* _Problem details_
Locate the word "technology" in the data below, then copy every line that holds it.

Data excerpts
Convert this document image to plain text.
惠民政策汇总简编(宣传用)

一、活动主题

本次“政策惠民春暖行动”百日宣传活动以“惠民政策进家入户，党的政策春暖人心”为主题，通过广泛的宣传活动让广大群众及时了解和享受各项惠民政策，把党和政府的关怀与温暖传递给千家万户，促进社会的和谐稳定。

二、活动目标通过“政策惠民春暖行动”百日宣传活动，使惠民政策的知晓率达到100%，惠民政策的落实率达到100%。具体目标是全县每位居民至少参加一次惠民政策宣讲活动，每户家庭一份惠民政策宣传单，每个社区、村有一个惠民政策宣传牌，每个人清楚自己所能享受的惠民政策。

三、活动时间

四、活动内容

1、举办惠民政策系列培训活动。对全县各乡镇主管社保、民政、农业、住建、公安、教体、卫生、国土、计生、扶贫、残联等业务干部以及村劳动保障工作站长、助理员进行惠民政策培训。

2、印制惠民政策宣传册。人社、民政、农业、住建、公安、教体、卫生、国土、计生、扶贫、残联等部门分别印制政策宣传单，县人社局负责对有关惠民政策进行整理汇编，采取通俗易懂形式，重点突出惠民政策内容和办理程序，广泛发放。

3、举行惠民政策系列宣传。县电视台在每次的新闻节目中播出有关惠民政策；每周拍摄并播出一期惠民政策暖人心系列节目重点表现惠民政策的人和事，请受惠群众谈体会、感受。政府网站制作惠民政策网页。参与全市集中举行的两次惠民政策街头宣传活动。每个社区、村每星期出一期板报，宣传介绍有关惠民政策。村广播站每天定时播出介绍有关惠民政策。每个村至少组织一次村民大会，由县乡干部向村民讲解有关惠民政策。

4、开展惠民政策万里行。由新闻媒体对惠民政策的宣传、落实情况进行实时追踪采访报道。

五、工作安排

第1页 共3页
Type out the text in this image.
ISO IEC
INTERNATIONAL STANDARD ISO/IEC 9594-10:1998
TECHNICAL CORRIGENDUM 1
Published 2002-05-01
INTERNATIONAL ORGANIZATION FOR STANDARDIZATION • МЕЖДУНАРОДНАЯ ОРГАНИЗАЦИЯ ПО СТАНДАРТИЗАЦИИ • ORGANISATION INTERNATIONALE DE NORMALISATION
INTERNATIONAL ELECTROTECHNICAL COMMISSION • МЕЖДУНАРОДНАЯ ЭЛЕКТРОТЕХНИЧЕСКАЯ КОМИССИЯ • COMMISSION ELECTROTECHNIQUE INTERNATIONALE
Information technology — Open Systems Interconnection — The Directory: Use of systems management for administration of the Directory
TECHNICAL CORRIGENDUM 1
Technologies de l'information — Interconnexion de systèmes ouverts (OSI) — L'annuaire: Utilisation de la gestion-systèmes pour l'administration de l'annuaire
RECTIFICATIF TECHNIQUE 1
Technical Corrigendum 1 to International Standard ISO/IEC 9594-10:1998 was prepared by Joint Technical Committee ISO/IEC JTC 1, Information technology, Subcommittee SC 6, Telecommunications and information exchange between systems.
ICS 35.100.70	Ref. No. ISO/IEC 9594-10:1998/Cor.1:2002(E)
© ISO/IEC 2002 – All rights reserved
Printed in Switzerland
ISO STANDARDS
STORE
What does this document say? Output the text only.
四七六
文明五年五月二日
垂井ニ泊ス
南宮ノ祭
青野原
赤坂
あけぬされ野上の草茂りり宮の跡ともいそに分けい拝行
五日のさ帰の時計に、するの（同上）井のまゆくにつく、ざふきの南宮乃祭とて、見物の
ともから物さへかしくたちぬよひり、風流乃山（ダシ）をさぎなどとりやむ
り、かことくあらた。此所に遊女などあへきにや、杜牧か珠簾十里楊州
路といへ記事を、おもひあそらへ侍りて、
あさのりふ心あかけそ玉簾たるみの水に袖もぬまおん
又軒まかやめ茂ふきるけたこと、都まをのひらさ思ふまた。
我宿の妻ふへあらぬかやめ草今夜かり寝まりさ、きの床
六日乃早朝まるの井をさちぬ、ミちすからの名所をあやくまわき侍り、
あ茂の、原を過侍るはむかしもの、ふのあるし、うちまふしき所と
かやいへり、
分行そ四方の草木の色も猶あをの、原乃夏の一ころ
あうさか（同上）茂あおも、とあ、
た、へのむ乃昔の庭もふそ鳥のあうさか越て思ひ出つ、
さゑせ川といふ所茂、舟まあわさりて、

* _Worked solution_
Information technology — Open Systems Interconnection — The Directory: Use of systems management for administration of the Directory
Technical Corrigendum 1 to International Standard ISO/IEC 9594-10:1998 was prepared by Joint Technical Committee ISO/IEC JTC 1, Information technology, Subcommittee SC 6, Telecommunications and information exchange between systems.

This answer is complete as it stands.